::: Material

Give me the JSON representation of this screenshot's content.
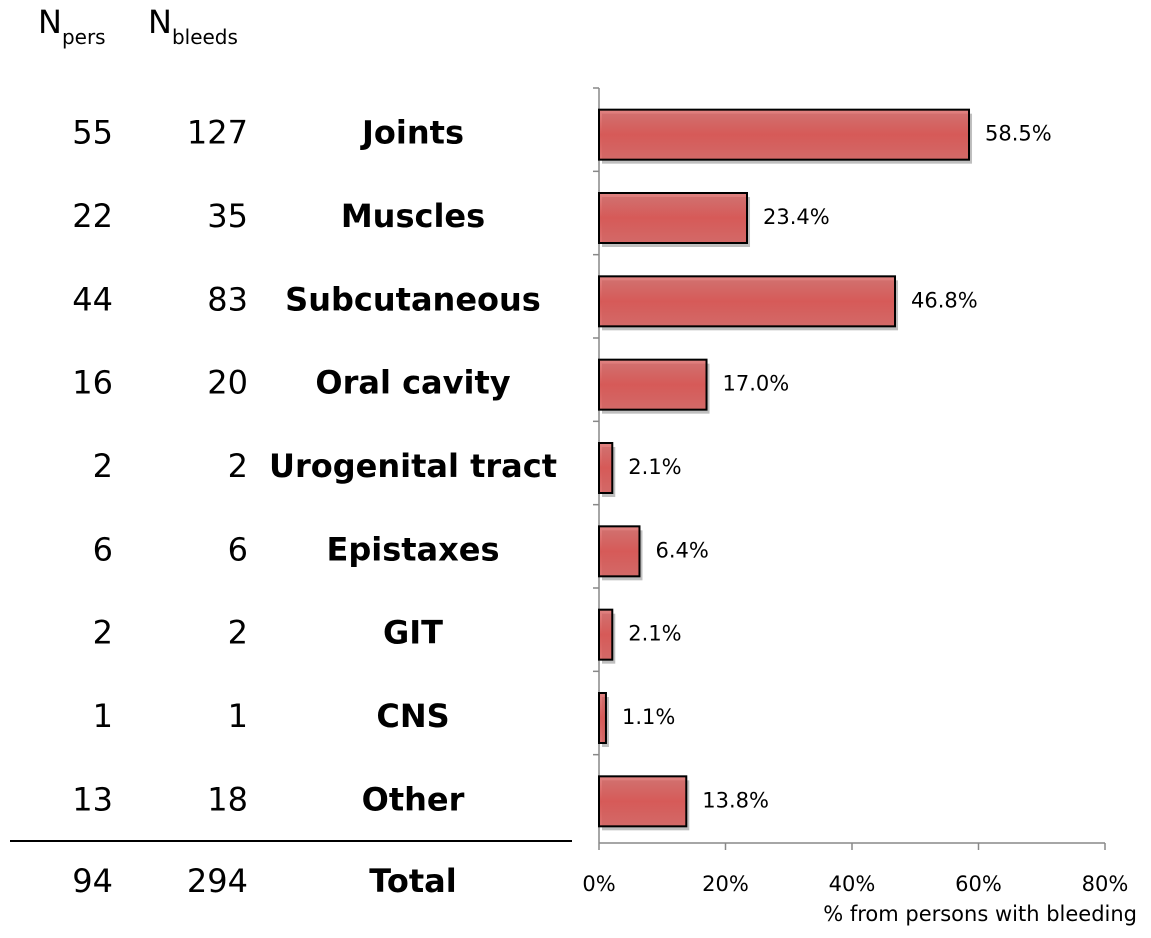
{
  "chart_data": {
    "type": "hbar",
    "categories": [
      "Joints",
      "Muscles",
      "Subcutaneous",
      "Oral cavity",
      "Urogenital tract",
      "Epistaxes",
      "GIT",
      "CNS",
      "Other"
    ],
    "values": [
      58.5,
      23.4,
      46.8,
      17.0,
      2.1,
      6.4,
      2.1,
      1.1,
      13.8
    ],
    "value_labels": [
      "58.5%",
      "23.4%",
      "46.8%",
      "17.0%",
      "2.1%",
      "6.4%",
      "2.1%",
      "1.1%",
      "13.8%"
    ],
    "color": "#d65a58",
    "xlim": [
      0,
      80
    ],
    "xticks": [
      {
        "value": 0,
        "label": "0%"
      },
      {
        "value": 20,
        "label": "20%"
      },
      {
        "value": 40,
        "label": "40%"
      },
      {
        "value": 60,
        "label": "60%"
      },
      {
        "value": 80,
        "label": "80%"
      }
    ],
    "x_label": "% from persons with bleeding"
  },
  "table": {
    "headers": [
      {
        "main": "N",
        "sub": "pers"
      },
      {
        "main": "N",
        "sub": "bleeds"
      }
    ],
    "n_pers": [
      55,
      22,
      44,
      16,
      2,
      6,
      2,
      1,
      13
    ],
    "n_bleeds": [
      127,
      35,
      83,
      20,
      2,
      6,
      2,
      1,
      18
    ],
    "total": {
      "n_pers": 94,
      "n_bleeds": 294,
      "label": "Total"
    }
  }
}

::::::

#### Exercise description:
Send back the data above word for word, with the pictures left out.

#### Output of the task:
Give me the JSON representation of this screenshot's content.
{
  "chart_data": {
    "type": "hbar",
    "categories": [
      "Joints",
      "Muscles",
      "Subcutaneous",
      "Oral cavity",
      "Urogenital tract",
      "Epistaxes",
      "GIT",
      "CNS",
      "Other"
    ],
    "values": [
      58.5,
      23.4,
      46.8,
      17.0,
      2.1,
      6.4,
      2.1,
      1.1,
      13.8
    ],
    "value_labels": [
      "58.5%",
      "23.4%",
      "46.8%",
      "17.0%",
      "2.1%",
      "6.4%",
      "2.1%",
      "1.1%",
      "13.8%"
    ],
    "color": "#d65a58",
    "xlim": [
      0,
      80
    ],
    "xticks": [
      {
        "value": 0,
        "label": "0%"
      },
      {
        "value": 20,
        "label": "20%"
      },
      {
        "value": 40,
        "label": "40%"
      },
      {
        "value": 60,
        "label": "60%"
      },
      {
        "value": 80,
        "label": "80%"
      }
    ],
    "x_label": "% from persons with bleeding"
  },
  "table": {
    "headers": [
      {
        "main": "N",
        "sub": "pers"
      },
      {
        "main": "N",
        "sub": "bleeds"
      }
    ],
    "n_pers": [
      55,
      22,
      44,
      16,
      2,
      6,
      2,
      1,
      13
    ],
    "n_bleeds": [
      127,
      35,
      83,
      20,
      2,
      6,
      2,
      1,
      18
    ],
    "total": {
      "n_pers": 94,
      "n_bleeds": 294,
      "label": "Total"
    }
  }
}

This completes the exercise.